Dataset listings of figures:
• • • • • • •
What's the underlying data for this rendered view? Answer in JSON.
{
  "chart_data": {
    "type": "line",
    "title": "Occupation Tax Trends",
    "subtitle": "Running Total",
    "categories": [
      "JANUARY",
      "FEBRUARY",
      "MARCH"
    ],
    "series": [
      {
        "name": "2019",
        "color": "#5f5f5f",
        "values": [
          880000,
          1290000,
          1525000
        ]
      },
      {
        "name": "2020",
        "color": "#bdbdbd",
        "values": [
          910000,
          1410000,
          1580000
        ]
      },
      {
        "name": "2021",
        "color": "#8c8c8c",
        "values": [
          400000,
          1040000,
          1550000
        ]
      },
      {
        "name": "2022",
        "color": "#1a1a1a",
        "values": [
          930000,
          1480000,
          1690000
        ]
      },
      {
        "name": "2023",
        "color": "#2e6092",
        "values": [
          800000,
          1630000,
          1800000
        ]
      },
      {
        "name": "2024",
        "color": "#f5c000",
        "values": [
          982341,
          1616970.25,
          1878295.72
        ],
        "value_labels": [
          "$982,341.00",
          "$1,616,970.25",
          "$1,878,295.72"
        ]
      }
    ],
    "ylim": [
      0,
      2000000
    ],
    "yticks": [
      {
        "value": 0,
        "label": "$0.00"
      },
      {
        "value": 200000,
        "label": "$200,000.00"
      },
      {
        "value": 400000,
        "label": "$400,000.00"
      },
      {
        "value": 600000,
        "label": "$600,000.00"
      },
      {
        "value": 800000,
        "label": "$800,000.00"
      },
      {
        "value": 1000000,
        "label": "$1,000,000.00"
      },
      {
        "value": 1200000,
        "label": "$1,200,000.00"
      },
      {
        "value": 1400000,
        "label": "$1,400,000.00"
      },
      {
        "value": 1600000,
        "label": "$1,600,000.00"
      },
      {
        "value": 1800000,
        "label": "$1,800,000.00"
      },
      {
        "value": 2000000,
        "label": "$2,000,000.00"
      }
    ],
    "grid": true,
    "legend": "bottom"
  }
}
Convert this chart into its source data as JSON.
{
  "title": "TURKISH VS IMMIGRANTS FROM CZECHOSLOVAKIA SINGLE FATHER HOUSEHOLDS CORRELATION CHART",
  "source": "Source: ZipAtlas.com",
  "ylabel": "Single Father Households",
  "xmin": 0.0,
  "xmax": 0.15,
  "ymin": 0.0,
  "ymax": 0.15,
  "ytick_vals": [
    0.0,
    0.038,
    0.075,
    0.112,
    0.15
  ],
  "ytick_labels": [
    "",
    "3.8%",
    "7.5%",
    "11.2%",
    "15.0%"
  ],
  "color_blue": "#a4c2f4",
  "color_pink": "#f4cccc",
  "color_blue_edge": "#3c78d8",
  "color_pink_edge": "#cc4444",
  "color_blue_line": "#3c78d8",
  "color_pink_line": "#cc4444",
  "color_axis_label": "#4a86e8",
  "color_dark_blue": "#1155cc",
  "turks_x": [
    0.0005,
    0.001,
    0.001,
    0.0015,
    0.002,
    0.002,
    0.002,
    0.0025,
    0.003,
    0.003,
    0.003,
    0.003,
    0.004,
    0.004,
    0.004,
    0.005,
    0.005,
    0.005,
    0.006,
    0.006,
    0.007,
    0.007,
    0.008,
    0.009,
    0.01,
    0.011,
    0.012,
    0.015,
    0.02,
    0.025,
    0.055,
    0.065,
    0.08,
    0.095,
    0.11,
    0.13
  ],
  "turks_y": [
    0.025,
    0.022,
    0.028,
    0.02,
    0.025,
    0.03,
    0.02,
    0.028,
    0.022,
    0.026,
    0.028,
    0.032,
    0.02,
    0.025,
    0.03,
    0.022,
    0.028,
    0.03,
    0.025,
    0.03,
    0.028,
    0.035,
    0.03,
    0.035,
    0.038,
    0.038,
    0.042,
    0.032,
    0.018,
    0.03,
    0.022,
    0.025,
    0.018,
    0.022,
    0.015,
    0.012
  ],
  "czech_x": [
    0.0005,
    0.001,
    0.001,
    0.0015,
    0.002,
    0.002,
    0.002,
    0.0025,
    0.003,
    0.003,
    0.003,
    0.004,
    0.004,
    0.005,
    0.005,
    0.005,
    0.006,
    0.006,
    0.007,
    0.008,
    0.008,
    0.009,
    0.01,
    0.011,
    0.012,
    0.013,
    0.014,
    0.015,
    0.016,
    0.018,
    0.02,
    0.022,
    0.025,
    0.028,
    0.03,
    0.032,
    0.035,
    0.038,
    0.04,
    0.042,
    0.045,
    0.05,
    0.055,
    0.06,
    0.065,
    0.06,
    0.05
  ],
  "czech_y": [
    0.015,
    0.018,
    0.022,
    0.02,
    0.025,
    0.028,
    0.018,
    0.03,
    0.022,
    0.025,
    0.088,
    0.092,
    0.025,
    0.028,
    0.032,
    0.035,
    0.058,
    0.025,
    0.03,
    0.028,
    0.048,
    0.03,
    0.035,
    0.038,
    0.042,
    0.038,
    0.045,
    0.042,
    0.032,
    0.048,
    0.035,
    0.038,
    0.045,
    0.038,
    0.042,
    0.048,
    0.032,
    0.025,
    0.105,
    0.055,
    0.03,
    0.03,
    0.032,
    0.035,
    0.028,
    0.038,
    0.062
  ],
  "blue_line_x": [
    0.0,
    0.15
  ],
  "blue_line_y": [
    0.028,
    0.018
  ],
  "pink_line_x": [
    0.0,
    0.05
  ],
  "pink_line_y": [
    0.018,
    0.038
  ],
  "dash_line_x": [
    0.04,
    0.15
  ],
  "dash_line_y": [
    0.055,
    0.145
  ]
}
• • • • • • •
BRIEF: Retype the whole listing above exactly.

SOLUTION TO THE PROBLEM:
What's the underlying data for this rendered view? Answer in JSON.
{
  "chart_data": {
    "type": "line",
    "title": "Occupation Tax Trends",
    "subtitle": "Running Total",
    "categories": [
      "JANUARY",
      "FEBRUARY",
      "MARCH"
    ],
    "series": [
      {
        "name": "2019",
        "color": "#5f5f5f",
        "values": [
          880000,
          1290000,
          1525000
        ]
      },
      {
        "name": "2020",
        "color": "#bdbdbd",
        "values": [
          910000,
          1410000,
          1580000
        ]
      },
      {
        "name": "2021",
        "color": "#8c8c8c",
        "values": [
          400000,
          1040000,
          1550000
        ]
      },
      {
        "name": "2022",
        "color": "#1a1a1a",
        "values": [
          930000,
          1480000,
          1690000
        ]
      },
      {
        "name": "2023",
        "color": "#2e6092",
        "values": [
          800000,
          1630000,
          1800000
        ]
      },
      {
        "name": "2024",
        "color": "#f5c000",
        "values": [
          982341,
          1616970.25,
          1878295.72
        ],
        "value_labels": [
          "$982,341.00",
          "$1,616,970.25",
          "$1,878,295.72"
        ]
      }
    ],
    "ylim": [
      0,
      2000000
    ],
    "yticks": [
      {
        "value": 0,
        "label": "$0.00"
      },
      {
        "value": 200000,
        "label": "$200,000.00"
      },
      {
        "value": 400000,
        "label": "$400,000.00"
      },
      {
        "value": 600000,
        "label": "$600,000.00"
      },
      {
        "value": 800000,
        "label": "$800,000.00"
      },
      {
        "value": 1000000,
        "label": "$1,000,000.00"
      },
      {
        "value": 1200000,
        "label": "$1,200,000.00"
      },
      {
        "value": 1400000,
        "label": "$1,400,000.00"
      },
      {
        "value": 1600000,
        "label": "$1,600,000.00"
      },
      {
        "value": 1800000,
        "label": "$1,800,000.00"
      },
      {
        "value": 2000000,
        "label": "$2,000,000.00"
      }
    ],
    "grid": true,
    "legend": "bottom"
  }
}
Convert this chart into its source data as JSON.
{
  "title": "TURKISH VS IMMIGRANTS FROM CZECHOSLOVAKIA SINGLE FATHER HOUSEHOLDS CORRELATION CHART",
  "source": "Source: ZipAtlas.com",
  "ylabel": "Single Father Households",
  "xmin": 0.0,
  "xmax": 0.15,
  "ymin": 0.0,
  "ymax": 0.15,
  "ytick_vals": [
    0.0,
    0.038,
    0.075,
    0.112,
    0.15
  ],
  "ytick_labels": [
    "",
    "3.8%",
    "7.5%",
    "11.2%",
    "15.0%"
  ],
  "color_blue": "#a4c2f4",
  "color_pink": "#f4cccc",
  "color_blue_edge": "#3c78d8",
  "color_pink_edge": "#cc4444",
  "color_blue_line": "#3c78d8",
  "color_pink_line": "#cc4444",
  "color_axis_label": "#4a86e8",
  "color_dark_blue": "#1155cc",
  "turks_x": [
    0.0005,
    0.001,
    0.001,
    0.0015,
    0.002,
    0.002,
    0.002,
    0.0025,
    0.003,
    0.003,
    0.003,
    0.003,
    0.004,
    0.004,
    0.004,
    0.005,
    0.005,
    0.005,
    0.006,
    0.006,
    0.007,
    0.007,
    0.008,
    0.009,
    0.01,
    0.011,
    0.012,
    0.015,
    0.02,
    0.025,
    0.055,
    0.065,
    0.08,
    0.095,
    0.11,
    0.13
  ],
  "turks_y": [
    0.025,
    0.022,
    0.028,
    0.02,
    0.025,
    0.03,
    0.02,
    0.028,
    0.022,
    0.026,
    0.028,
    0.032,
    0.02,
    0.025,
    0.03,
    0.022,
    0.028,
    0.03,
    0.025,
    0.03,
    0.028,
    0.035,
    0.03,
    0.035,
    0.038,
    0.038,
    0.042,
    0.032,
    0.018,
    0.03,
    0.022,
    0.025,
    0.018,
    0.022,
    0.015,
    0.012
  ],
  "czech_x": [
    0.0005,
    0.001,
    0.001,
    0.0015,
    0.002,
    0.002,
    0.002,
    0.0025,
    0.003,
    0.003,
    0.003,
    0.004,
    0.004,
    0.005,
    0.005,
    0.005,
    0.006,
    0.006,
    0.007,
    0.008,
    0.008,
    0.009,
    0.01,
    0.011,
    0.012,
    0.013,
    0.014,
    0.015,
    0.016,
    0.018,
    0.02,
    0.022,
    0.025,
    0.028,
    0.03,
    0.032,
    0.035,
    0.038,
    0.04,
    0.042,
    0.045,
    0.05,
    0.055,
    0.06,
    0.065,
    0.06,
    0.05
  ],
  "czech_y": [
    0.015,
    0.018,
    0.022,
    0.02,
    0.025,
    0.028,
    0.018,
    0.03,
    0.022,
    0.025,
    0.088,
    0.092,
    0.025,
    0.028,
    0.032,
    0.035,
    0.058,
    0.025,
    0.03,
    0.028,
    0.048,
    0.03,
    0.035,
    0.038,
    0.042,
    0.038,
    0.045,
    0.042,
    0.032,
    0.048,
    0.035,
    0.038,
    0.045,
    0.038,
    0.042,
    0.048,
    0.032,
    0.025,
    0.105,
    0.055,
    0.03,
    0.03,
    0.032,
    0.035,
    0.028,
    0.038,
    0.062
  ],
  "blue_line_x": [
    0.0,
    0.15
  ],
  "blue_line_y": [
    0.028,
    0.018
  ],
  "pink_line_x": [
    0.0,
    0.05
  ],
  "pink_line_y": [
    0.018,
    0.038
  ],
  "dash_line_x": [
    0.04,
    0.15
  ],
  "dash_line_y": [
    0.055,
    0.145
  ]
}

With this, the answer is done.